**DO THIS**
In the entries below, find the lines with the word "Ζδρώζης" and copy them.

***** DATA RECORDS *****

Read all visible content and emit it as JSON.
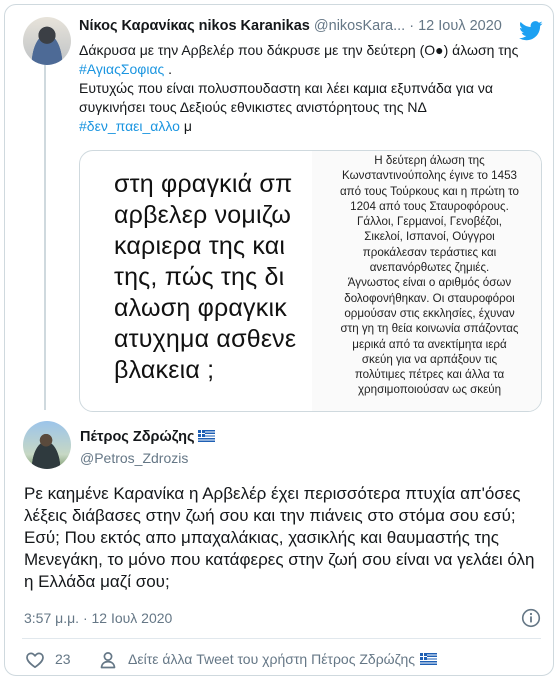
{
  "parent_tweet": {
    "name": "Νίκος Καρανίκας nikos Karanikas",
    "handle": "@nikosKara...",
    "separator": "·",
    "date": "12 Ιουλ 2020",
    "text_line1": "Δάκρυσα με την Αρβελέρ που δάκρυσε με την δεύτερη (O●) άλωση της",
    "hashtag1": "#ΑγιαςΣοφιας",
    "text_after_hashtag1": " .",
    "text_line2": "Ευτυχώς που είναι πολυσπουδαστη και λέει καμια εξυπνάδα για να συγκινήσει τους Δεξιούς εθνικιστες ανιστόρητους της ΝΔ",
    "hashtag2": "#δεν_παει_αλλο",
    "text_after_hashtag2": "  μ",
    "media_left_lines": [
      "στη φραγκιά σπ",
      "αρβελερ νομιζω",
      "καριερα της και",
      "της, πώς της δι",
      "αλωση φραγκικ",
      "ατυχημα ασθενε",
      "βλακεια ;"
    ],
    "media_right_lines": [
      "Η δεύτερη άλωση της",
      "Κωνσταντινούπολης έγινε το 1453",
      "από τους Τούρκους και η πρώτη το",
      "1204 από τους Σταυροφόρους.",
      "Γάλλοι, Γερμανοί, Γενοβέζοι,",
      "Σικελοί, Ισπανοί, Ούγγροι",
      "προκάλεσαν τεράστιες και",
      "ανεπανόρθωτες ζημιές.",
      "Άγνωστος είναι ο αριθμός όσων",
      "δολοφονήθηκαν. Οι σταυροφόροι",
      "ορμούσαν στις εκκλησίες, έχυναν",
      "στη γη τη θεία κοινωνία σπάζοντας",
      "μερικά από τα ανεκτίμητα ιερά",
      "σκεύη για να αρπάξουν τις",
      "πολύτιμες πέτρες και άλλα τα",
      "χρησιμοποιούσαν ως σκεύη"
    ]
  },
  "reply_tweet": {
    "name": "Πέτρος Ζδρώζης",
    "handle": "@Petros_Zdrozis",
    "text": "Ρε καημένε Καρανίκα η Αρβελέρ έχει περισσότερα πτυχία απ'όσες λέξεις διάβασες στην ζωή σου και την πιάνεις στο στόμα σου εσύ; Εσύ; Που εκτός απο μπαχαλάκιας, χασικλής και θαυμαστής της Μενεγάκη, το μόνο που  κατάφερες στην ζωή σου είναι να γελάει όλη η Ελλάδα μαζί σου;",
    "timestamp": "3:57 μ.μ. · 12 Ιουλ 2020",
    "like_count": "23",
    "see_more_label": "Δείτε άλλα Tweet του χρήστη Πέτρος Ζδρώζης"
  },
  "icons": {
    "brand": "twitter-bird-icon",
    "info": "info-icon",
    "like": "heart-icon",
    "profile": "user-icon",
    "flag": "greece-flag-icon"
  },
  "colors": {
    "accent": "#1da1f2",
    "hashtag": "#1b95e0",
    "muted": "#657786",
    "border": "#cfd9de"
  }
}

*****

**ANSWER**
    "name": "Πέτρος Ζδρώζης",
    "see_more_label": "Δείτε άλλα Tweet του χρήστη Πέτρος Ζδρώζης"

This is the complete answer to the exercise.